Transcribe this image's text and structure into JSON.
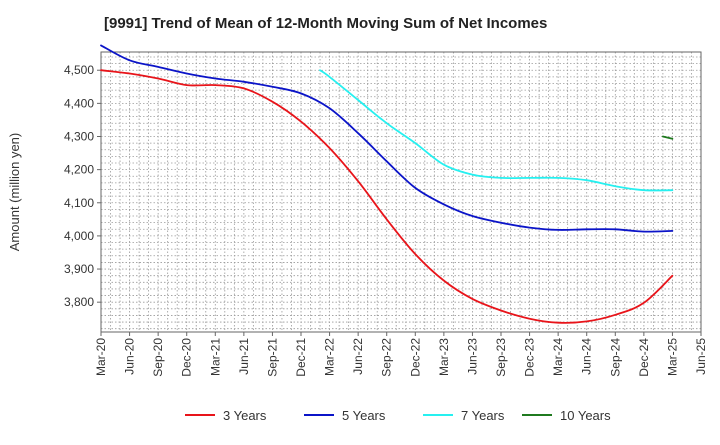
{
  "chart_data": {
    "type": "line",
    "title": "[9991]  Trend of Mean of 12-Month Moving Sum of Net Incomes",
    "xlabel": "",
    "ylabel": "Amount (million yen)",
    "x_ticks": [
      "Mar-20",
      "Jun-20",
      "Sep-20",
      "Dec-20",
      "Mar-21",
      "Jun-21",
      "Sep-21",
      "Dec-21",
      "Mar-22",
      "Jun-22",
      "Sep-22",
      "Dec-22",
      "Mar-23",
      "Jun-23",
      "Sep-23",
      "Dec-23",
      "Mar-24",
      "Jun-24",
      "Sep-24",
      "Dec-24",
      "Mar-25",
      "Jun-25"
    ],
    "y_ticks": [
      3800,
      3900,
      4000,
      4100,
      4200,
      4300,
      4400,
      4500
    ],
    "y_tick_labels": [
      "3,800",
      "3,900",
      "4,000",
      "4,100",
      "4,200",
      "4,300",
      "4,400",
      "4,500"
    ],
    "ylim": [
      3710,
      4555
    ],
    "grid": true,
    "legend_position": "bottom",
    "series": [
      {
        "name": "3 Years",
        "color": "#e8141a",
        "points": [
          [
            "Mar-20",
            4500
          ],
          [
            "Jun-20",
            4490
          ],
          [
            "Sep-20",
            4475
          ],
          [
            "Dec-20",
            4455
          ],
          [
            "Mar-21",
            4455
          ],
          [
            "Jun-21",
            4445
          ],
          [
            "Sep-21",
            4405
          ],
          [
            "Dec-21",
            4345
          ],
          [
            "Mar-22",
            4265
          ],
          [
            "Jun-22",
            4165
          ],
          [
            "Sep-22",
            4050
          ],
          [
            "Dec-22",
            3945
          ],
          [
            "Mar-23",
            3865
          ],
          [
            "Jun-23",
            3810
          ],
          [
            "Sep-23",
            3775
          ],
          [
            "Dec-23",
            3750
          ],
          [
            "Mar-24",
            3738
          ],
          [
            "Jun-24",
            3742
          ],
          [
            "Sep-24",
            3762
          ],
          [
            "Dec-24",
            3798
          ],
          [
            "Mar-25",
            3880
          ]
        ]
      },
      {
        "name": "5 Years",
        "color": "#0b14c8",
        "points": [
          [
            "Mar-20",
            4575
          ],
          [
            "Jun-20",
            4530
          ],
          [
            "Sep-20",
            4510
          ],
          [
            "Dec-20",
            4490
          ],
          [
            "Mar-21",
            4475
          ],
          [
            "Jun-21",
            4465
          ],
          [
            "Sep-21",
            4450
          ],
          [
            "Dec-21",
            4430
          ],
          [
            "Mar-22",
            4385
          ],
          [
            "Jun-22",
            4310
          ],
          [
            "Sep-22",
            4225
          ],
          [
            "Dec-22",
            4145
          ],
          [
            "Mar-23",
            4095
          ],
          [
            "Jun-23",
            4060
          ],
          [
            "Sep-23",
            4040
          ],
          [
            "Dec-23",
            4025
          ],
          [
            "Mar-24",
            4018
          ],
          [
            "Jun-24",
            4020
          ],
          [
            "Sep-24",
            4020
          ],
          [
            "Dec-24",
            4013
          ],
          [
            "Mar-25",
            4015
          ]
        ]
      },
      {
        "name": "7 Years",
        "color": "#26f0f0",
        "points": [
          [
            "Feb-22",
            4500
          ],
          [
            "Mar-22",
            4480
          ],
          [
            "Jun-22",
            4410
          ],
          [
            "Sep-22",
            4340
          ],
          [
            "Dec-22",
            4280
          ],
          [
            "Mar-23",
            4215
          ],
          [
            "Jun-23",
            4185
          ],
          [
            "Sep-23",
            4175
          ],
          [
            "Dec-23",
            4175
          ],
          [
            "Mar-24",
            4175
          ],
          [
            "Jun-24",
            4168
          ],
          [
            "Sep-24",
            4150
          ],
          [
            "Dec-24",
            4138
          ],
          [
            "Mar-25",
            4138
          ]
        ]
      },
      {
        "name": "10 Years",
        "color": "#1f7a1f",
        "points": [
          [
            "Feb-25",
            4300
          ],
          [
            "Mar-25",
            4293
          ]
        ]
      }
    ]
  }
}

+ + + + + + +

● **EXERCISE DETAILS**
Work out how many lines above contain the word "Years". Give only the number.

● **ANSWER TO THIS EXERCISE**
4